Exercise description >>
Repeat the listing in full, preserving every character.

Data extract >>
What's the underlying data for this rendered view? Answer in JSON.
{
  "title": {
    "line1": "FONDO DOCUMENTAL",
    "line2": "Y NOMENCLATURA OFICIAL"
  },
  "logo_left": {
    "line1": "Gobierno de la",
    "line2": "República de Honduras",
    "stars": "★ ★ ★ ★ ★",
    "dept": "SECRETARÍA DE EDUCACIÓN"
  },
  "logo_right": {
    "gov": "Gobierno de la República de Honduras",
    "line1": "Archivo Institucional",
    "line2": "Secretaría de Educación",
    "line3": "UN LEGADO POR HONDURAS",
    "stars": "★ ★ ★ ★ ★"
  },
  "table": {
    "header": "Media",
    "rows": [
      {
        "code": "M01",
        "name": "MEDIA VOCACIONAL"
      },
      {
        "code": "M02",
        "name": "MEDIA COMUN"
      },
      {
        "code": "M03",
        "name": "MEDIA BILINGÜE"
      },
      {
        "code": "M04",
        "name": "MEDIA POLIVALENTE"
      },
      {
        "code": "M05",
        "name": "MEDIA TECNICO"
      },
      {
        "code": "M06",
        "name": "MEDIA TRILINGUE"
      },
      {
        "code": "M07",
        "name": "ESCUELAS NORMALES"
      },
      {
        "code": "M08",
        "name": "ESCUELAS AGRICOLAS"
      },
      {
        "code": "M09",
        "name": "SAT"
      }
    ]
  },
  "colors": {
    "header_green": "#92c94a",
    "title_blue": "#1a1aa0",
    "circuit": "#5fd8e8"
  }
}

Task answer >>
What's the underlying data for this rendered view? Answer in JSON.
{
  "title": {
    "line1": "FONDO DOCUMENTAL",
    "line2": "Y NOMENCLATURA OFICIAL"
  },
  "logo_left": {
    "line1": "Gobierno de la",
    "line2": "República de Honduras",
    "stars": "★ ★ ★ ★ ★",
    "dept": "SECRETARÍA DE EDUCACIÓN"
  },
  "logo_right": {
    "gov": "Gobierno de la República de Honduras",
    "line1": "Archivo Institucional",
    "line2": "Secretaría de Educación",
    "line3": "UN LEGADO POR HONDURAS",
    "stars": "★ ★ ★ ★ ★"
  },
  "table": {
    "header": "Media",
    "rows": [
      {
        "code": "M01",
        "name": "MEDIA VOCACIONAL"
      },
      {
        "code": "M02",
        "name": "MEDIA COMUN"
      },
      {
        "code": "M03",
        "name": "MEDIA BILINGÜE"
      },
      {
        "code": "M04",
        "name": "MEDIA POLIVALENTE"
      },
      {
        "code": "M05",
        "name": "MEDIA TECNICO"
      },
      {
        "code": "M06",
        "name": "MEDIA TRILINGUE"
      },
      {
        "code": "M07",
        "name": "ESCUELAS NORMALES"
      },
      {
        "code": "M08",
        "name": "ESCUELAS AGRICOLAS"
      },
      {
        "code": "M09",
        "name": "SAT"
      }
    ]
  },
  "colors": {
    "header_green": "#92c94a",
    "title_blue": "#1a1aa0",
    "circuit": "#5fd8e8"
  }
}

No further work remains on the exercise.